Start of ENTRIES

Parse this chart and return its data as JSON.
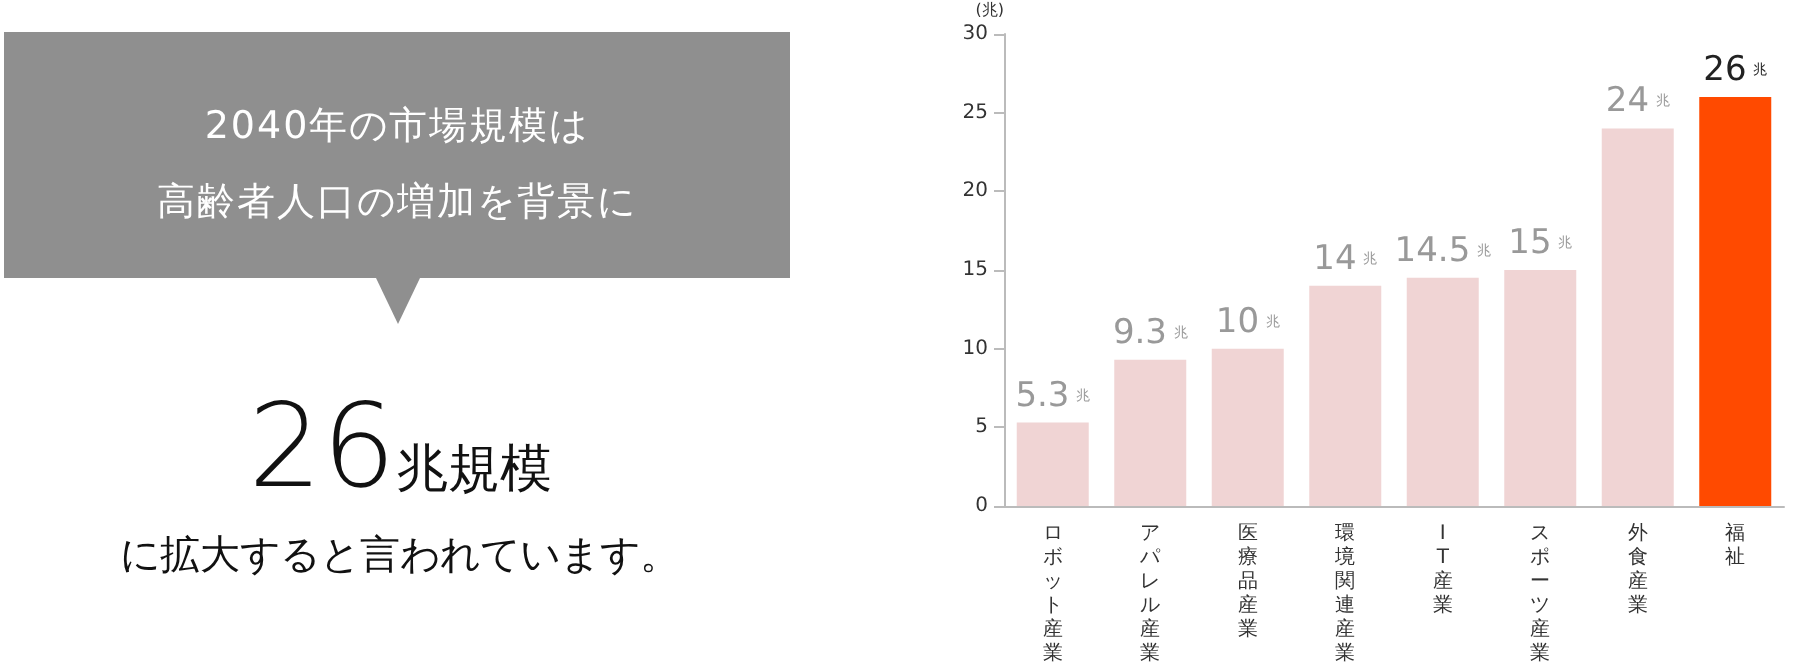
{
  "chart_data": [
    {
      "type": "other",
      "annotations": [
        "2040年の市場規模は",
        "高齢者人口の増加を背景に",
        "26",
        "兆規模",
        "に拡大すると言われています。"
      ]
    },
    {
      "type": "bar",
      "ylabel": "(兆)",
      "categories": [
        "ロボット産業",
        "アパレル産業",
        "医療品産業",
        "環境関連産業",
        "IT産業",
        "スポーツ産業",
        "外食産業",
        "福祉"
      ],
      "values": [
        5.3,
        9.3,
        10,
        14,
        14.5,
        15,
        24,
        26
      ],
      "colors": [
        "#f0d4d4",
        "#f0d4d4",
        "#f0d4d4",
        "#f0d4d4",
        "#f0d4d4",
        "#f0d4d4",
        "#f0d4d4",
        "#ff4a00"
      ],
      "value_labels": [
        "5.3 兆",
        "9.3 兆",
        "10 兆",
        "14 兆",
        "14.5 兆",
        "15 兆",
        "24 兆",
        "26 兆"
      ],
      "ylim": [
        0,
        30
      ],
      "yticks": [
        0,
        5,
        10,
        15,
        20,
        25,
        30
      ]
    }
  ]
}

End of ENTRIES

■ WHAT THIS TASK INVOLVES ■
Leave out all images, then reproduce the entries above exactly.

■ REPLY TO THE EXERCISE ■
Parse this chart and return its data as JSON.
{
  "chart_data": [
    {
      "type": "other",
      "annotations": [
        "2040年の市場規模は",
        "高齢者人口の増加を背景に",
        "26",
        "兆規模",
        "に拡大すると言われています。"
      ]
    },
    {
      "type": "bar",
      "ylabel": "(兆)",
      "categories": [
        "ロボット産業",
        "アパレル産業",
        "医療品産業",
        "環境関連産業",
        "IT産業",
        "スポーツ産業",
        "外食産業",
        "福祉"
      ],
      "values": [
        5.3,
        9.3,
        10,
        14,
        14.5,
        15,
        24,
        26
      ],
      "colors": [
        "#f0d4d4",
        "#f0d4d4",
        "#f0d4d4",
        "#f0d4d4",
        "#f0d4d4",
        "#f0d4d4",
        "#f0d4d4",
        "#ff4a00"
      ],
      "value_labels": [
        "5.3 兆",
        "9.3 兆",
        "10 兆",
        "14 兆",
        "14.5 兆",
        "15 兆",
        "24 兆",
        "26 兆"
      ],
      "ylim": [
        0,
        30
      ],
      "yticks": [
        0,
        5,
        10,
        15,
        20,
        25,
        30
      ]
    }
  ]
}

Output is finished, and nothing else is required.